==== TEXTE ====

Si c'était vrai, oui ! Mais ce n'est pas vrai !
Mme Joëlle Dusseau.
Monsieur Chérioux, il faudrait vous mettre d'accord avec M. le rapporteur !
M. Philippe Marini,
rapporteur.
Nous sommes parfaitement d'accord !
Mme Joëlle Dusseau.
Il y a là une discussion interne à la majorité que je trancherai pas !
M. Jean Chérioux.
Votre interprétation est inexacte ; elle est fallacieuse !
M. le président.
Ne vous laissez pas interrompre, madame Dusseau ! Poursuivez.
Mme Joëlle Dusseau.
J'en ai terminé, monsieur le président.
Les sénateurs radicaux-socialistes du groupe du Rassemblement démocratique et
social européen voteront contre cette proposition de loi.
Je tiens d'ores et déjà à préciser que M. Vigouroux m'a fait savoir que,
contrairement à ce qu'il avait fait en première lecture, il souhaitait
s'abstenir sur ce texte.
(Applaudissements sur certaines travées socialistes
et du groupe communiste républicain et citoyen.)
M. le président.
La parole est à M. Loridant.
M. Paul Loridant.
Monsieur le président, monsieur le ministre, mes chers collègues, à l'examen
de cette proposition de loi portant sur la mise en place de fonds d'épargne
retraite, je dois avouer bien humblement ma peine à discerner dans ce texte le
véritable ordre de priorité.
M. Alain Lambert.
Ah !
M. Paul Loridant.
La priorité affichée est-elle la retraite ? N'est-ce pas plutôt la
consolidation des marchés financiers ?
M. Jean Chérioux.
Non !
Mme Joëlle Dusseau.
Si !
M. Paul Loridant.
Rappelons-nous, monsieur le rapporteur, mes chers collègues, monsieur le
ministre, que, lors de la première lecture, le président Fourcade, au nom de la
commission des affaires sociales, avait balayé l'argument que nous avancions
quant à la nécessité, eu égard à la situation de la sécurité sociale, de
saisir, au moins pour avis, la commission des affaires sociales, qu'il préside,
en indiquant que le texte présent ne concernait que « des problèmes financiers
relevant des questions de l'assurance ».
Quel ne fut pas notre étonnement de constater ensuite que le ministre des
finances parlait, lui, d'un texte répondant à un problème majeur pour les
Français, leur retraite, propos que M. le ministre vient de réitérer à
l'instant.
M. Jean Arthuis,
ministre de l'économie et des finances.
Eh oui !
M. Paul Loridant.
Ainsi donc, avec un président de la commission des affaires sociales parlant
de finances, et un ministre des finances parlant d'affaires sociales, nous nous
trouvions devant un abîme de perplexité,...

==== DONNÉES ====

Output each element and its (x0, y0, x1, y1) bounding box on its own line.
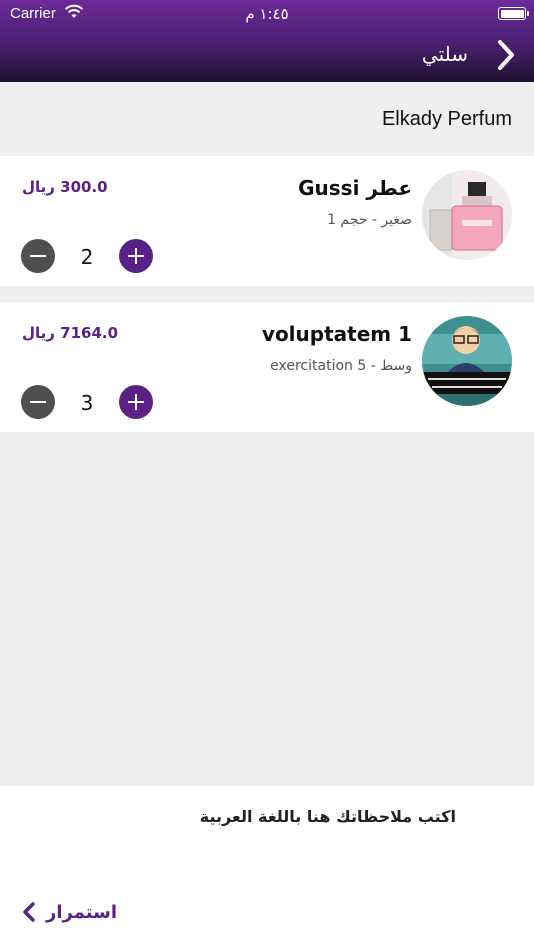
notes-section: استمرار (0, 786, 534, 950)
clock: ١:٤٥ م (245, 5, 289, 23)
item-price: 300.0 ريال (22, 178, 108, 196)
page-title: سلتي (421, 42, 468, 66)
product-thumbnail (422, 316, 512, 406)
item-name: عطر Gussi (298, 176, 412, 200)
item-name: voluptatem 1 (261, 322, 412, 346)
navigation-header: Carrier ١:٤٥ م سلتي (0, 0, 534, 82)
item-variant: صغير - حجم 1 (327, 212, 412, 228)
continue-button[interactable]: استمرار (22, 898, 117, 926)
increase-quantity-button[interactable] (119, 385, 153, 419)
back-button[interactable] (494, 38, 520, 72)
businessman-icon (422, 316, 512, 406)
quantity-value: 3 (80, 391, 94, 415)
decrease-quantity-button[interactable] (21, 239, 55, 273)
continue-label: استمرار (46, 901, 118, 923)
status-bar: Carrier ١:٤٥ م (0, 0, 534, 28)
product-thumbnail (422, 170, 512, 260)
store-header: Elkady Perfum (0, 82, 534, 156)
chevron-right-icon (498, 40, 514, 70)
item-variant: وسط - exercitation 5 (270, 358, 412, 374)
cart-item: voluptatem 1 وسط - exercitation 5 7164.0… (0, 302, 534, 432)
perfume-bottle-icon (422, 170, 512, 260)
chevron-left-icon (23, 902, 35, 922)
decrease-quantity-button[interactable] (21, 385, 55, 419)
notes-input[interactable] (54, 802, 458, 830)
item-price: 7164.0 ريال (22, 324, 119, 342)
store-name: Elkady Perfum (381, 108, 512, 130)
increase-quantity-button[interactable] (119, 239, 153, 273)
cart-item: عطر Gussi صغير - حجم 1 300.0 ريال 2 (0, 156, 534, 286)
quantity-value: 2 (80, 245, 94, 269)
battery-icon (498, 7, 529, 20)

====

*CONSIGNES*:
1. D'après le compte rendu de séance, quels sénateurs voteront contre la proposition de loi ?
2. Recopiez fidèlement le passage du compte rendu de séance qui commence par les mots contenant "Ne vous laissez" et se termine par "proposition de loi.".
3. Rédigez la suite du compte rendu de séance sur les fonds d'épargne retraite, à partir de l'endroit où il s'arrête.

*RÉPONSES*:
1. Les sénateurs radicaux-socialistes du groupe du Rassemblement démocratique et social européen.

2.
Ne vous laissez pas interrompre, madame Dusseau ! Poursuivez.
Mme Joëlle Dusseau.
J'en ai terminé, monsieur le président.
Les sénateurs radicaux-socialistes du groupe du Rassemblement démocratique et
social européen voteront contre cette proposition de loi.

3.
M. Alain Lambert.
Mais c'est la France qui compte !
M. Paul Loridant.
... dont deux lectures à l'Assemblée nationale et ici même nous ont,
toutefois, tirés grâce au rôle joué par notre rapporteur.
Oui, décidément, cette proposition de loi sur l'épargne retraite est conçue,
dans son essence, comme un texte clairement financier.
M. Jean Chérioux.
Non !
M. Paul Loridant.
Elle vise à draîner vers les marchés boursiers une part croissante de la
richesse des salariés en favorisant le marché des actions. Telle est la vérité
!
Si ce texte a effectivement des implications sociales, c'est, d'abord, parce
qu'il soumet à la loi d'airain de l'argent-roi une partie des relations de
solidarité entre les générations, des relations sociales dans l'entreprise et
vise à vassaliser encore un peu plus la création d'emplois et le travail à la
courbe d'évolution des indices boursiers.
M. Jean Chérioux.
Ce sont des mots tout cela. Ça n'a pas de sens !
M. Philippe Marini,
rapporteur.
Supprimez la Bourse !
M. Paul Loridant.
Ce texte est un texte financier...
M. Jean Chérioux.
Faites-moi de bonnes finances, je vous ferai de bonnes retraites !
M. le président.
Veuillez laisser s'exprimer l'orateur.
M. Paul Loridant.
Ce texte est un texte financier, dévolu aux acteurs des marchés, un outil
destiné à leur offrir une nouvelle marge de manoeuvre ou la source de nouvelles
recettes.
Un certain nombre des caractères fondamentaux du texte illustrent cet aspect
de la question.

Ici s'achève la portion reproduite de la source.